Données des limites de la région
=-=-=

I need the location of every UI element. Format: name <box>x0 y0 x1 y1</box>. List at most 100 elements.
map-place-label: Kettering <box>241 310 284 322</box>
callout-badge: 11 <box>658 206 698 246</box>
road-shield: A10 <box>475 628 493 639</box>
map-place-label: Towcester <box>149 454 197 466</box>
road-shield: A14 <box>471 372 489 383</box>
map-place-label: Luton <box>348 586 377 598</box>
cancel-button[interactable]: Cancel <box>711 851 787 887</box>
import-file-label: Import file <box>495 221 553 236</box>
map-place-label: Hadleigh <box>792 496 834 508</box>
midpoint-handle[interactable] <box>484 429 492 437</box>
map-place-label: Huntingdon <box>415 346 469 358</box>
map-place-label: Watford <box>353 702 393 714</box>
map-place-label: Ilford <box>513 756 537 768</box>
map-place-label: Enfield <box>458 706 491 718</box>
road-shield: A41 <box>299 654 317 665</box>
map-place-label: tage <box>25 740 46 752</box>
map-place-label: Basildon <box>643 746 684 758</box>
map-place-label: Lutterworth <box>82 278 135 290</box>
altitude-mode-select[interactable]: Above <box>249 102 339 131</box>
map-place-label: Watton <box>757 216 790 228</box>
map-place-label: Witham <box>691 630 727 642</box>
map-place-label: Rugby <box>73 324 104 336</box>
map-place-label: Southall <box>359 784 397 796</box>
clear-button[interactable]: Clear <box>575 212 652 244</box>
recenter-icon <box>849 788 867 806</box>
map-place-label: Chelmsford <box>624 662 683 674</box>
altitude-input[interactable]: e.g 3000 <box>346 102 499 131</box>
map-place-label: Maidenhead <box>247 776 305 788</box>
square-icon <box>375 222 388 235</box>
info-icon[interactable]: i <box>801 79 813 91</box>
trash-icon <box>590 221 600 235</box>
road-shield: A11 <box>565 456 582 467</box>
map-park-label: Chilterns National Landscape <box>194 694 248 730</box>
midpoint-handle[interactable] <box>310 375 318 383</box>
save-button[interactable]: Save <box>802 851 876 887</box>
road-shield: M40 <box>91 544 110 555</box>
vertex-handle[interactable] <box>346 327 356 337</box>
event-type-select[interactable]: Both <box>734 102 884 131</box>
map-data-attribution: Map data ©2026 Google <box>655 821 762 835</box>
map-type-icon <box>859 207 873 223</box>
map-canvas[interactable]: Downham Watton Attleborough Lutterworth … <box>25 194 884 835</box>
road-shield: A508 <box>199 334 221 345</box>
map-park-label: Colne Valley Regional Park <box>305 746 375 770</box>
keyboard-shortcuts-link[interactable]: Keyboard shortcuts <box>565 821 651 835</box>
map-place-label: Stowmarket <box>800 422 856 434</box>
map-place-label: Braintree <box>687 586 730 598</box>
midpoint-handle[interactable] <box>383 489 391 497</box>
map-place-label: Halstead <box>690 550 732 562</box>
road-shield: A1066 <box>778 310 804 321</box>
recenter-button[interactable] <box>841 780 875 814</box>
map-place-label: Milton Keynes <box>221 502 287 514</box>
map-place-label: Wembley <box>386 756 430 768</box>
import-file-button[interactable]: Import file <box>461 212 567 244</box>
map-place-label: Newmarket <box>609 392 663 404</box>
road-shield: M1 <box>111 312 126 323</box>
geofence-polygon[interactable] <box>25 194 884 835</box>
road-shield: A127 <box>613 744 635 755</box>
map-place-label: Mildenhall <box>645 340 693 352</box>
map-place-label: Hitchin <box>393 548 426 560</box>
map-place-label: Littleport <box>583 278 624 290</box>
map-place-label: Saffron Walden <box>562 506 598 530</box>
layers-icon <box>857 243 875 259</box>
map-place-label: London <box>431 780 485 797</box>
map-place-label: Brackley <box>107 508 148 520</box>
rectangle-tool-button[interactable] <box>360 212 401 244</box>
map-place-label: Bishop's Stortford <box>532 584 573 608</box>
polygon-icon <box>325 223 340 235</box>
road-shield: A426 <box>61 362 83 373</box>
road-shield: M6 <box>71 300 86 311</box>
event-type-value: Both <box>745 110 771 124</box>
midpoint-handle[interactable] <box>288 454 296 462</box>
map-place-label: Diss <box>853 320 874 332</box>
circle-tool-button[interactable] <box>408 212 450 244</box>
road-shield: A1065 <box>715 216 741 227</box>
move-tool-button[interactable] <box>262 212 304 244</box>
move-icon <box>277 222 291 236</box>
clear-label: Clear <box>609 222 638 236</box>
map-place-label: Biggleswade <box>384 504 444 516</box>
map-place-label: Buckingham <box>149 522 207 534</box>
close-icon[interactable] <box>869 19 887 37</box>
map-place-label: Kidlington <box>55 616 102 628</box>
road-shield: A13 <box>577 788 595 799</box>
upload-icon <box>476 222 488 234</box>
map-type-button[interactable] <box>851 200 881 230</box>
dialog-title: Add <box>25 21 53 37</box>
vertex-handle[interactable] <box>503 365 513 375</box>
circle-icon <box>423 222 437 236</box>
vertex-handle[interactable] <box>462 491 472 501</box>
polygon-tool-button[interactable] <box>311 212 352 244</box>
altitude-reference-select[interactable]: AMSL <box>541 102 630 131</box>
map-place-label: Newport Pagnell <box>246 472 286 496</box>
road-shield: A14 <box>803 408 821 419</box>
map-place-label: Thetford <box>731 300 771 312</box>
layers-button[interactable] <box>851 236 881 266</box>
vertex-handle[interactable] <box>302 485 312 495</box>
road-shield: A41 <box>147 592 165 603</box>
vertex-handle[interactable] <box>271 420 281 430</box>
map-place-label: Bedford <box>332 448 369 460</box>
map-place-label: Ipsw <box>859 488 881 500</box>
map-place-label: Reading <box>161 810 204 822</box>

=-=-=

**Travail à effectuer:** Recopiez à l'identique, ligne par ligne, l'intégralité de la liste ci-dessus.

**Solution proposée:**
I need the location of every UI element. Format: name <box>x0 y0 x1 y1</box>. List at most 100 elements.
map-place-label: Kettering <box>241 310 284 322</box>
callout-badge: 11 <box>658 206 698 246</box>
road-shield: A10 <box>475 628 493 639</box>
map-place-label: Towcester <box>149 454 197 466</box>
road-shield: A14 <box>471 372 489 383</box>
map-place-label: Luton <box>348 586 377 598</box>
cancel-button[interactable]: Cancel <box>711 851 787 887</box>
import-file-label: Import file <box>495 221 553 236</box>
map-place-label: Hadleigh <box>792 496 834 508</box>
midpoint-handle[interactable] <box>484 429 492 437</box>
map-place-label: Huntingdon <box>415 346 469 358</box>
map-place-label: Watford <box>353 702 393 714</box>
map-place-label: Ilford <box>513 756 537 768</box>
map-place-label: Enfield <box>458 706 491 718</box>
road-shield: A41 <box>299 654 317 665</box>
map-place-label: tage <box>25 740 46 752</box>
map-place-label: Basildon <box>643 746 684 758</box>
map-place-label: Lutterworth <box>82 278 135 290</box>
altitude-mode-select[interactable]: Above <box>249 102 339 131</box>
map-place-label: Watton <box>757 216 790 228</box>
map-place-label: Witham <box>691 630 727 642</box>
map-place-label: Rugby <box>73 324 104 336</box>
map-place-label: Southall <box>359 784 397 796</box>
clear-button[interactable]: Clear <box>575 212 652 244</box>
recenter-icon <box>849 788 867 806</box>
map-place-label: Chelmsford <box>624 662 683 674</box>
altitude-input[interactable]: e.g 3000 <box>346 102 499 131</box>
map-place-label: Maidenhead <box>247 776 305 788</box>
square-icon <box>375 222 388 235</box>
info-icon[interactable]: i <box>801 79 813 91</box>
trash-icon <box>590 221 600 235</box>
road-shield: A11 <box>565 456 582 467</box>
map-park-label: Chilterns National Landscape <box>194 694 248 730</box>
midpoint-handle[interactable] <box>310 375 318 383</box>
save-button[interactable]: Save <box>802 851 876 887</box>
road-shield: M40 <box>91 544 110 555</box>
vertex-handle[interactable] <box>346 327 356 337</box>
event-type-select[interactable]: Both <box>734 102 884 131</box>
map-data-attribution: Map data ©2026 Google <box>655 821 762 835</box>
map-type-icon <box>859 207 873 223</box>
map-canvas[interactable]: Downham Watton Attleborough Lutterworth … <box>25 194 884 835</box>
road-shield: A508 <box>199 334 221 345</box>
map-park-label: Colne Valley Regional Park <box>305 746 375 770</box>
keyboard-shortcuts-link[interactable]: Keyboard shortcuts <box>565 821 651 835</box>
map-place-label: Stowmarket <box>800 422 856 434</box>
map-place-label: Braintree <box>687 586 730 598</box>
midpoint-handle[interactable] <box>383 489 391 497</box>
map-place-label: Halstead <box>690 550 732 562</box>
road-shield: A1066 <box>778 310 804 321</box>
recenter-button[interactable] <box>841 780 875 814</box>
map-place-label: Milton Keynes <box>221 502 287 514</box>
map-place-label: Wembley <box>386 756 430 768</box>
import-file-button[interactable]: Import file <box>461 212 567 244</box>
map-place-label: Newmarket <box>609 392 663 404</box>
road-shield: M1 <box>111 312 126 323</box>
geofence-polygon[interactable] <box>25 194 884 835</box>
road-shield: A127 <box>613 744 635 755</box>
map-place-label: Mildenhall <box>645 340 693 352</box>
map-place-label: Hitchin <box>393 548 426 560</box>
map-place-label: Littleport <box>583 278 624 290</box>
map-place-label: Saffron Walden <box>562 506 598 530</box>
layers-icon <box>857 243 875 259</box>
map-place-label: London <box>431 780 485 797</box>
map-place-label: Brackley <box>107 508 148 520</box>
rectangle-tool-button[interactable] <box>360 212 401 244</box>
map-place-label: Bishop's Stortford <box>532 584 573 608</box>
polygon-icon <box>325 223 340 235</box>
road-shield: A426 <box>61 362 83 373</box>
road-shield: M6 <box>71 300 86 311</box>
event-type-value: Both <box>745 110 771 124</box>
midpoint-handle[interactable] <box>288 454 296 462</box>
map-place-label: Diss <box>853 320 874 332</box>
circle-tool-button[interactable] <box>408 212 450 244</box>
road-shield: A1065 <box>715 216 741 227</box>
move-tool-button[interactable] <box>262 212 304 244</box>
move-icon <box>277 222 291 236</box>
clear-label: Clear <box>609 222 638 236</box>
map-place-label: Biggleswade <box>384 504 444 516</box>
map-place-label: Buckingham <box>149 522 207 534</box>
close-icon[interactable] <box>869 19 887 37</box>
map-place-label: Kidlington <box>55 616 102 628</box>
road-shield: A13 <box>577 788 595 799</box>
upload-icon <box>476 222 488 234</box>
map-type-button[interactable] <box>851 200 881 230</box>
dialog-title: Add <box>25 21 53 37</box>
vertex-handle[interactable] <box>503 365 513 375</box>
circle-icon <box>423 222 437 236</box>
vertex-handle[interactable] <box>462 491 472 501</box>
polygon-tool-button[interactable] <box>311 212 352 244</box>
altitude-reference-select[interactable]: AMSL <box>541 102 630 131</box>
map-place-label: Newport Pagnell <box>246 472 286 496</box>
road-shield: A14 <box>803 408 821 419</box>
map-place-label: Thetford <box>731 300 771 312</box>
layers-button[interactable] <box>851 236 881 266</box>
vertex-handle[interactable] <box>302 485 312 495</box>
road-shield: A41 <box>147 592 165 603</box>
vertex-handle[interactable] <box>271 420 281 430</box>
map-place-label: Bedford <box>332 448 369 460</box>
map-place-label: Ipsw <box>859 488 881 500</box>
map-place-label: Reading <box>161 810 204 822</box>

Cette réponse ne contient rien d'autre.